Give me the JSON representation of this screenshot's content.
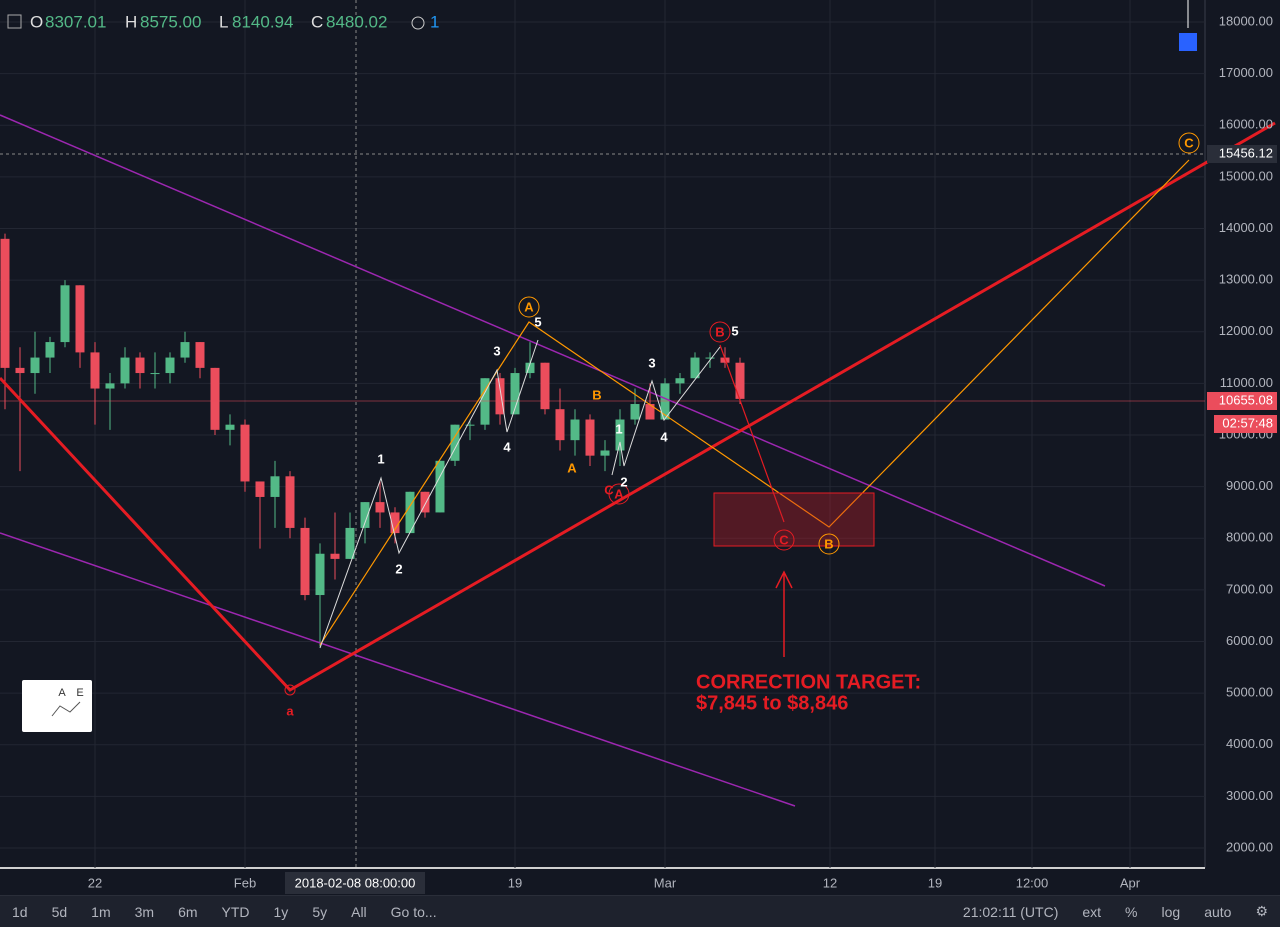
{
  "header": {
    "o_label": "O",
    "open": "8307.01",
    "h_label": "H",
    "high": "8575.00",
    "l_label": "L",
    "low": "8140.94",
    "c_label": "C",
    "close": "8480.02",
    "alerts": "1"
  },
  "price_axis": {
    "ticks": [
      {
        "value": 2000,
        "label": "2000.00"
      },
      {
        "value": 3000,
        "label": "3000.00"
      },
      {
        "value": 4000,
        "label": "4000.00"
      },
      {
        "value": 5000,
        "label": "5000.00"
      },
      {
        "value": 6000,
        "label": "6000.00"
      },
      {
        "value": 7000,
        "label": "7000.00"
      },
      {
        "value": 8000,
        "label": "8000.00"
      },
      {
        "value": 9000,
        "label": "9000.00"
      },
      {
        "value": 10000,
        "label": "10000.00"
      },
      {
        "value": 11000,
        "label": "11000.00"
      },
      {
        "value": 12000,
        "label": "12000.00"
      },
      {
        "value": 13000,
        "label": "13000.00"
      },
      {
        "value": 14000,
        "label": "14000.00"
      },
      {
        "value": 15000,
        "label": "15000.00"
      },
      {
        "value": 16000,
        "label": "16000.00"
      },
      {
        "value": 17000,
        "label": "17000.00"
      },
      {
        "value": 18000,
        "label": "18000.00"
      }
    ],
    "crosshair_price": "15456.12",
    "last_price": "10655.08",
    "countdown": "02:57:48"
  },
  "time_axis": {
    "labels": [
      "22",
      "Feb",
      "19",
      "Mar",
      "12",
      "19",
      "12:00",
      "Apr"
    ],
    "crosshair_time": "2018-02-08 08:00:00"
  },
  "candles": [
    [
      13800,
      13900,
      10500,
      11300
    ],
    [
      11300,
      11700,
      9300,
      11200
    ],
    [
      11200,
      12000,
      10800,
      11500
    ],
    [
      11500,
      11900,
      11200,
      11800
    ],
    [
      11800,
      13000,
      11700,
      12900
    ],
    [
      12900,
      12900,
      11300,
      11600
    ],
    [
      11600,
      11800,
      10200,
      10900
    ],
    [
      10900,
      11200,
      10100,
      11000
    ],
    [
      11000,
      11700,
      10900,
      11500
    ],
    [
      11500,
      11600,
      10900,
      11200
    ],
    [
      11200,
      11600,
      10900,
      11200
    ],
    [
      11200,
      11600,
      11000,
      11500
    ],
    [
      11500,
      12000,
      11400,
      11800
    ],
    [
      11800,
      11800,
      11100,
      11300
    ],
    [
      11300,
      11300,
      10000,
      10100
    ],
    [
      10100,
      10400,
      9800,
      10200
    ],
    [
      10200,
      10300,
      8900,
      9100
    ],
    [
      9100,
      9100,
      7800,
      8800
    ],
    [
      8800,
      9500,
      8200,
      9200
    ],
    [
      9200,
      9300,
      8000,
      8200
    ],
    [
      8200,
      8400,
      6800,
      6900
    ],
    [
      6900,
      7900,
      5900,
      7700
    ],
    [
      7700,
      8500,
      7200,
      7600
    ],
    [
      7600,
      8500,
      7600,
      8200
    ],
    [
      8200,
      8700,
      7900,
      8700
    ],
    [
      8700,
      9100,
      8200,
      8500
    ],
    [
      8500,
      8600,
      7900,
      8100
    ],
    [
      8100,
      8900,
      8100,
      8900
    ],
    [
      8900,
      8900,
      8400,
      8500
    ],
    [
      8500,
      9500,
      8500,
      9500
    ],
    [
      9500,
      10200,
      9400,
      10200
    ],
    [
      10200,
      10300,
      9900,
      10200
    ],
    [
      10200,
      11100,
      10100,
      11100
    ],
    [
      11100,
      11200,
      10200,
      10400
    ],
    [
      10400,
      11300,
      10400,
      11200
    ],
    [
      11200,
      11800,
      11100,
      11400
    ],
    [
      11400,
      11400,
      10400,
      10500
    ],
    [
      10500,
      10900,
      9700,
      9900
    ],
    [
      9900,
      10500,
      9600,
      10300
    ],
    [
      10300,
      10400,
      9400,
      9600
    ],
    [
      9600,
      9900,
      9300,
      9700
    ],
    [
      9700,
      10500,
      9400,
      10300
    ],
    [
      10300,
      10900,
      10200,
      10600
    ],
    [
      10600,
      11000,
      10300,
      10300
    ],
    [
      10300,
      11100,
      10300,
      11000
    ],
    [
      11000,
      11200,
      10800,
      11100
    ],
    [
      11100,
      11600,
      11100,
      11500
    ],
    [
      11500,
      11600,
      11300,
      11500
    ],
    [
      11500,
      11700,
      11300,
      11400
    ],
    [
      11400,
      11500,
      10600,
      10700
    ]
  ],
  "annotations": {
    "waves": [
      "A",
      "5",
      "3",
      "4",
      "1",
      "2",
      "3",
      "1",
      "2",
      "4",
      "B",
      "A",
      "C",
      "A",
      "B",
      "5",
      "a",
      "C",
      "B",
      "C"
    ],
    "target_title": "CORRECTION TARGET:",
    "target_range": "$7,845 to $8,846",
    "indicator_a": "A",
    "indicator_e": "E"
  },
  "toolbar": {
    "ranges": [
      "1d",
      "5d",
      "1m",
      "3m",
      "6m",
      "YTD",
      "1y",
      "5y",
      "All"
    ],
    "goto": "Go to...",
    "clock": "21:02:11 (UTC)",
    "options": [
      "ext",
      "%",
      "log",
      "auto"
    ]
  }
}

□ □ □

**PROBLEM TO SOLVE:** Transcribe the records above exactly, omitting every picture they contain.

**PROBLEM SOLUTION:**
Give me the JSON representation of this screenshot's content.
{
  "header": {
    "o_label": "O",
    "open": "8307.01",
    "h_label": "H",
    "high": "8575.00",
    "l_label": "L",
    "low": "8140.94",
    "c_label": "C",
    "close": "8480.02",
    "alerts": "1"
  },
  "price_axis": {
    "ticks": [
      {
        "value": 2000,
        "label": "2000.00"
      },
      {
        "value": 3000,
        "label": "3000.00"
      },
      {
        "value": 4000,
        "label": "4000.00"
      },
      {
        "value": 5000,
        "label": "5000.00"
      },
      {
        "value": 6000,
        "label": "6000.00"
      },
      {
        "value": 7000,
        "label": "7000.00"
      },
      {
        "value": 8000,
        "label": "8000.00"
      },
      {
        "value": 9000,
        "label": "9000.00"
      },
      {
        "value": 10000,
        "label": "10000.00"
      },
      {
        "value": 11000,
        "label": "11000.00"
      },
      {
        "value": 12000,
        "label": "12000.00"
      },
      {
        "value": 13000,
        "label": "13000.00"
      },
      {
        "value": 14000,
        "label": "14000.00"
      },
      {
        "value": 15000,
        "label": "15000.00"
      },
      {
        "value": 16000,
        "label": "16000.00"
      },
      {
        "value": 17000,
        "label": "17000.00"
      },
      {
        "value": 18000,
        "label": "18000.00"
      }
    ],
    "crosshair_price": "15456.12",
    "last_price": "10655.08",
    "countdown": "02:57:48"
  },
  "time_axis": {
    "labels": [
      "22",
      "Feb",
      "19",
      "Mar",
      "12",
      "19",
      "12:00",
      "Apr"
    ],
    "crosshair_time": "2018-02-08 08:00:00"
  },
  "candles": [
    [
      13800,
      13900,
      10500,
      11300
    ],
    [
      11300,
      11700,
      9300,
      11200
    ],
    [
      11200,
      12000,
      10800,
      11500
    ],
    [
      11500,
      11900,
      11200,
      11800
    ],
    [
      11800,
      13000,
      11700,
      12900
    ],
    [
      12900,
      12900,
      11300,
      11600
    ],
    [
      11600,
      11800,
      10200,
      10900
    ],
    [
      10900,
      11200,
      10100,
      11000
    ],
    [
      11000,
      11700,
      10900,
      11500
    ],
    [
      11500,
      11600,
      10900,
      11200
    ],
    [
      11200,
      11600,
      10900,
      11200
    ],
    [
      11200,
      11600,
      11000,
      11500
    ],
    [
      11500,
      12000,
      11400,
      11800
    ],
    [
      11800,
      11800,
      11100,
      11300
    ],
    [
      11300,
      11300,
      10000,
      10100
    ],
    [
      10100,
      10400,
      9800,
      10200
    ],
    [
      10200,
      10300,
      8900,
      9100
    ],
    [
      9100,
      9100,
      7800,
      8800
    ],
    [
      8800,
      9500,
      8200,
      9200
    ],
    [
      9200,
      9300,
      8000,
      8200
    ],
    [
      8200,
      8400,
      6800,
      6900
    ],
    [
      6900,
      7900,
      5900,
      7700
    ],
    [
      7700,
      8500,
      7200,
      7600
    ],
    [
      7600,
      8500,
      7600,
      8200
    ],
    [
      8200,
      8700,
      7900,
      8700
    ],
    [
      8700,
      9100,
      8200,
      8500
    ],
    [
      8500,
      8600,
      7900,
      8100
    ],
    [
      8100,
      8900,
      8100,
      8900
    ],
    [
      8900,
      8900,
      8400,
      8500
    ],
    [
      8500,
      9500,
      8500,
      9500
    ],
    [
      9500,
      10200,
      9400,
      10200
    ],
    [
      10200,
      10300,
      9900,
      10200
    ],
    [
      10200,
      11100,
      10100,
      11100
    ],
    [
      11100,
      11200,
      10200,
      10400
    ],
    [
      10400,
      11300,
      10400,
      11200
    ],
    [
      11200,
      11800,
      11100,
      11400
    ],
    [
      11400,
      11400,
      10400,
      10500
    ],
    [
      10500,
      10900,
      9700,
      9900
    ],
    [
      9900,
      10500,
      9600,
      10300
    ],
    [
      10300,
      10400,
      9400,
      9600
    ],
    [
      9600,
      9900,
      9300,
      9700
    ],
    [
      9700,
      10500,
      9400,
      10300
    ],
    [
      10300,
      10900,
      10200,
      10600
    ],
    [
      10600,
      11000,
      10300,
      10300
    ],
    [
      10300,
      11100,
      10300,
      11000
    ],
    [
      11000,
      11200,
      10800,
      11100
    ],
    [
      11100,
      11600,
      11100,
      11500
    ],
    [
      11500,
      11600,
      11300,
      11500
    ],
    [
      11500,
      11700,
      11300,
      11400
    ],
    [
      11400,
      11500,
      10600,
      10700
    ]
  ],
  "annotations": {
    "waves": [
      "A",
      "5",
      "3",
      "4",
      "1",
      "2",
      "3",
      "1",
      "2",
      "4",
      "B",
      "A",
      "C",
      "A",
      "B",
      "5",
      "a",
      "C",
      "B",
      "C"
    ],
    "target_title": "CORRECTION TARGET:",
    "target_range": "$7,845 to $8,846",
    "indicator_a": "A",
    "indicator_e": "E"
  },
  "toolbar": {
    "ranges": [
      "1d",
      "5d",
      "1m",
      "3m",
      "6m",
      "YTD",
      "1y",
      "5y",
      "All"
    ],
    "goto": "Go to...",
    "clock": "21:02:11 (UTC)",
    "options": [
      "ext",
      "%",
      "log",
      "auto"
    ]
  }
}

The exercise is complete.